§ WHAT IS EXPECTED
Only the run of lines from the one containing "Extract all readable text from this page." through the last line should be returned, exactly as written.

§ EXERCISE INPUT
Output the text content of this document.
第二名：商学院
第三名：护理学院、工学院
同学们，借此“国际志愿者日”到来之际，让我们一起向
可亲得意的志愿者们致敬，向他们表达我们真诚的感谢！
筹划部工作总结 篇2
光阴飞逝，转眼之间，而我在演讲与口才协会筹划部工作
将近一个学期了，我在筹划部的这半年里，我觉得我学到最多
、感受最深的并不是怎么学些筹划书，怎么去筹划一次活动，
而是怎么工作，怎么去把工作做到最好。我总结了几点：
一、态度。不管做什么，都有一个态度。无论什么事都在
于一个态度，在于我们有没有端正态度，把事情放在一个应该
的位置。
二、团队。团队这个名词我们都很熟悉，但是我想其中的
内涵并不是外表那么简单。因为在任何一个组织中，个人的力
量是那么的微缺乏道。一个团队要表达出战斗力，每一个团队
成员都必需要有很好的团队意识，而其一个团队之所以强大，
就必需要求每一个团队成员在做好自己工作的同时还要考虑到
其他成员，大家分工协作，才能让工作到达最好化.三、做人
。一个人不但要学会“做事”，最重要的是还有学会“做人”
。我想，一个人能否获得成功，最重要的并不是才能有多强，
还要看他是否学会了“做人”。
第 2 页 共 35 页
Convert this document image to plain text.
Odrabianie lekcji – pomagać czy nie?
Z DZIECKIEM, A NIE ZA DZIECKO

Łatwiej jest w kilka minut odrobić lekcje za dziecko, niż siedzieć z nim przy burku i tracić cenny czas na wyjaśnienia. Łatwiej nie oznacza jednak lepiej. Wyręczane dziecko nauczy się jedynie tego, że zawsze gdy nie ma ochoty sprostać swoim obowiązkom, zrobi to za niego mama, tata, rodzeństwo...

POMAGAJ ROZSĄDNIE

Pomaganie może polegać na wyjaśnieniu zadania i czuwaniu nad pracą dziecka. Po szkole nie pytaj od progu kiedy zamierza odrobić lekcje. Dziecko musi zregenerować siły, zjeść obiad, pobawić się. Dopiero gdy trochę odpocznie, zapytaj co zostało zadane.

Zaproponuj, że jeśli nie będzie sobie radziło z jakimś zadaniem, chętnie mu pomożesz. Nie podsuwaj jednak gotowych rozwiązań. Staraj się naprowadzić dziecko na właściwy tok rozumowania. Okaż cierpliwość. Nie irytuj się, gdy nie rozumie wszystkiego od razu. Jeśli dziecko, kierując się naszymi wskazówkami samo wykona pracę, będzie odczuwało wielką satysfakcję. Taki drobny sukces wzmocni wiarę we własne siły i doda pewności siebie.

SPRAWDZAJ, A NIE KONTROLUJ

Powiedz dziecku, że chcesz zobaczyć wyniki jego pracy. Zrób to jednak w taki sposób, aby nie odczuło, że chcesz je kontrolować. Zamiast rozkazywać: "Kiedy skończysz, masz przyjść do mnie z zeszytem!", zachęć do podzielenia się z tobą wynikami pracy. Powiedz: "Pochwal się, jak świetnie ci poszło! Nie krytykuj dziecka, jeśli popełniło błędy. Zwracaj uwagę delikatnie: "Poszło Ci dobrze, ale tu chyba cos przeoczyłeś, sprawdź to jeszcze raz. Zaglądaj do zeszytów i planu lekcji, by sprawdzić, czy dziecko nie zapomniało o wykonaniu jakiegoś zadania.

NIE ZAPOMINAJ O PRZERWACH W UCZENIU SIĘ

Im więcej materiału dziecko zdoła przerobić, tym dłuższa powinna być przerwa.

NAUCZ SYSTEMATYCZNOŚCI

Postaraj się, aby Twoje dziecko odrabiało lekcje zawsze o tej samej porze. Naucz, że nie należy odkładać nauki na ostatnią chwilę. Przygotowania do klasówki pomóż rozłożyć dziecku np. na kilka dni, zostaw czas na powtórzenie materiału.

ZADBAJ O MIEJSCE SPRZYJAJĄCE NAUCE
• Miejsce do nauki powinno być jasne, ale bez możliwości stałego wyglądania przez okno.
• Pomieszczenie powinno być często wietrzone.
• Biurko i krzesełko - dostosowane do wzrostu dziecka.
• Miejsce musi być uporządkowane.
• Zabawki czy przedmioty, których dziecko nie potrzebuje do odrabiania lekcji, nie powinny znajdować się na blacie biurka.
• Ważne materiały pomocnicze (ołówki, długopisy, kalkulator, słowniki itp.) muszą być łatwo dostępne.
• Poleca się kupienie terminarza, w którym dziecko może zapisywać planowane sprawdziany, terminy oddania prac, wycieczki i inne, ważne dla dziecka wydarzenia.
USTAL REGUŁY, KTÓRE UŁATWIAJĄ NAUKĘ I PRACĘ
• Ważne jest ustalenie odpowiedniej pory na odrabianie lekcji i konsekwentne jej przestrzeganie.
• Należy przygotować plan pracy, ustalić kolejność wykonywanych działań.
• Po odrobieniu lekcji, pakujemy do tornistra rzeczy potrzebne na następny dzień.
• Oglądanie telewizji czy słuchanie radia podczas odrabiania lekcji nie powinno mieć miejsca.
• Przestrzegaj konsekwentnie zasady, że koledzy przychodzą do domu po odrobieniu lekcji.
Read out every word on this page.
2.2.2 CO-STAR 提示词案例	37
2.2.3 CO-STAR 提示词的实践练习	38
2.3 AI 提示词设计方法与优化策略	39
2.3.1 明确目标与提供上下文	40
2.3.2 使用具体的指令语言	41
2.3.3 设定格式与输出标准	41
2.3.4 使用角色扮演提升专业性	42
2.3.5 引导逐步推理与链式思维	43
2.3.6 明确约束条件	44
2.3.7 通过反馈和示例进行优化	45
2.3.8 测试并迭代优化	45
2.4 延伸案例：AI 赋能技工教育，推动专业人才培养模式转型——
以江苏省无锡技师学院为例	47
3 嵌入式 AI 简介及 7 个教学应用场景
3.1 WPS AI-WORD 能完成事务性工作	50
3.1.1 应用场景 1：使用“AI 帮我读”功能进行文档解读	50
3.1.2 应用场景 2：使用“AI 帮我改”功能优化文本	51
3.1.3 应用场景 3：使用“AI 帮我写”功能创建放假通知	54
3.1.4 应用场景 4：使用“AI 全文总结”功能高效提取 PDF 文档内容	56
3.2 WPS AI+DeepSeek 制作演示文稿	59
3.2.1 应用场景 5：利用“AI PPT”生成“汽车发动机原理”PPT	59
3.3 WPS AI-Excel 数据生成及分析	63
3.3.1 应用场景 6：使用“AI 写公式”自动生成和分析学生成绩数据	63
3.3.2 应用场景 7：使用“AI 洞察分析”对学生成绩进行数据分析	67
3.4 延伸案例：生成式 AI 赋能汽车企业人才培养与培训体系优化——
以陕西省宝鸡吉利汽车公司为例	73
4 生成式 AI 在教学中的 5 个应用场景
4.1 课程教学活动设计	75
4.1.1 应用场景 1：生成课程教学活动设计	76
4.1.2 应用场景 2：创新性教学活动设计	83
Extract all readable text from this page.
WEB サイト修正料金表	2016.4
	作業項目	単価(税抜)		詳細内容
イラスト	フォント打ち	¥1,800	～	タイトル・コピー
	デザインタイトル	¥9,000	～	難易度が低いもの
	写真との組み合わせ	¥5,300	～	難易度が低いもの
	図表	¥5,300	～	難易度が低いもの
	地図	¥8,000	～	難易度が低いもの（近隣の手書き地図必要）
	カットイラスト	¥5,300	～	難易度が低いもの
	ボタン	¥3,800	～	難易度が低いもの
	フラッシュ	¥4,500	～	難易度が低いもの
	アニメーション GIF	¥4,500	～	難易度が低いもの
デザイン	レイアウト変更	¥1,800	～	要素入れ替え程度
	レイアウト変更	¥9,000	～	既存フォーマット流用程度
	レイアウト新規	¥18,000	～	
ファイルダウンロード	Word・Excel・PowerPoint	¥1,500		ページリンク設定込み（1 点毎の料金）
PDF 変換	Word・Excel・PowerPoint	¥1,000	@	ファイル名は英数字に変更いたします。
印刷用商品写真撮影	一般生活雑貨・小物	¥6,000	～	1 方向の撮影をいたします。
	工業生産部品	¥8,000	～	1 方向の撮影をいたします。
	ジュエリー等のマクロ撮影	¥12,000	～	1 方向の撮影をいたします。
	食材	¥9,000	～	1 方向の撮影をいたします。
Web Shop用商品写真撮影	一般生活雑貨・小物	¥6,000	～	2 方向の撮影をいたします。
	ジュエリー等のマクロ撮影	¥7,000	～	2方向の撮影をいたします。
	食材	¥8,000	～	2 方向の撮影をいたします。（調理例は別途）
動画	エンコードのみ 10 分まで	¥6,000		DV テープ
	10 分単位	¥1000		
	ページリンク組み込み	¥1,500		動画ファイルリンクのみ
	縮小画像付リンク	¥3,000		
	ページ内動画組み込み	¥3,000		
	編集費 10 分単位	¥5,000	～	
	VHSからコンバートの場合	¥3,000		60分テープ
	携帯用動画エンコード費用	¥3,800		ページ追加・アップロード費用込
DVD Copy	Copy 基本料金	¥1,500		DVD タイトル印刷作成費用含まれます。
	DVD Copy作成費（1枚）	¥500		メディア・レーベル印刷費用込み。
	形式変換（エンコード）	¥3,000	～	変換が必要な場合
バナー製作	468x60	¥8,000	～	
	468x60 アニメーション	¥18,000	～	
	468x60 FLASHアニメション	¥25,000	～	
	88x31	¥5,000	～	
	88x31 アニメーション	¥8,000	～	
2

§ ANSWER BELOW
Extract all readable text from this page.
WEB サイト修正料金表	2016.4
	作業項目	単価(税抜)		詳細内容
イラスト	フォント打ち	¥1,800	～	タイトル・コピー
	デザインタイトル	¥9,000	～	難易度が低いもの
	写真との組み合わせ	¥5,300	～	難易度が低いもの
	図表	¥5,300	～	難易度が低いもの
	地図	¥8,000	～	難易度が低いもの（近隣の手書き地図必要）
	カットイラスト	¥5,300	～	難易度が低いもの
	ボタン	¥3,800	～	難易度が低いもの
	フラッシュ	¥4,500	～	難易度が低いもの
	アニメーション GIF	¥4,500	～	難易度が低いもの
デザイン	レイアウト変更	¥1,800	～	要素入れ替え程度
	レイアウト変更	¥9,000	～	既存フォーマット流用程度
	レイアウト新規	¥18,000	～	
ファイルダウンロード	Word・Excel・PowerPoint	¥1,500		ページリンク設定込み（1 点毎の料金）
PDF 変換	Word・Excel・PowerPoint	¥1,000	@	ファイル名は英数字に変更いたします。
印刷用商品写真撮影	一般生活雑貨・小物	¥6,000	～	1 方向の撮影をいたします。
	工業生産部品	¥8,000	～	1 方向の撮影をいたします。
	ジュエリー等のマクロ撮影	¥12,000	～	1 方向の撮影をいたします。
	食材	¥9,000	～	1 方向の撮影をいたします。
Web Shop用商品写真撮影	一般生活雑貨・小物	¥6,000	～	2 方向の撮影をいたします。
	ジュエリー等のマクロ撮影	¥7,000	～	2方向の撮影をいたします。
	食材	¥8,000	～	2 方向の撮影をいたします。（調理例は別途）
動画	エンコードのみ 10 分まで	¥6,000		DV テープ
	10 分単位	¥1000		
	ページリンク組み込み	¥1,500		動画ファイルリンクのみ
	縮小画像付リンク	¥3,000		
	ページ内動画組み込み	¥3,000		
	編集費 10 分単位	¥5,000	～	
	VHSからコンバートの場合	¥3,000		60分テープ
	携帯用動画エンコード費用	¥3,800		ページ追加・アップロード費用込
DVD Copy	Copy 基本料金	¥1,500		DVD タイトル印刷作成費用含まれます。
	DVD Copy作成費（1枚）	¥500		メディア・レーベル印刷費用込み。
	形式変換（エンコード）	¥3,000	～	変換が必要な場合
バナー製作	468x60	¥8,000	～	
	468x60 アニメーション	¥18,000	～	
	468x60 FLASHアニメション	¥25,000	～	
	88x31	¥5,000	～	
	88x31 アニメーション	¥8,000	～	
2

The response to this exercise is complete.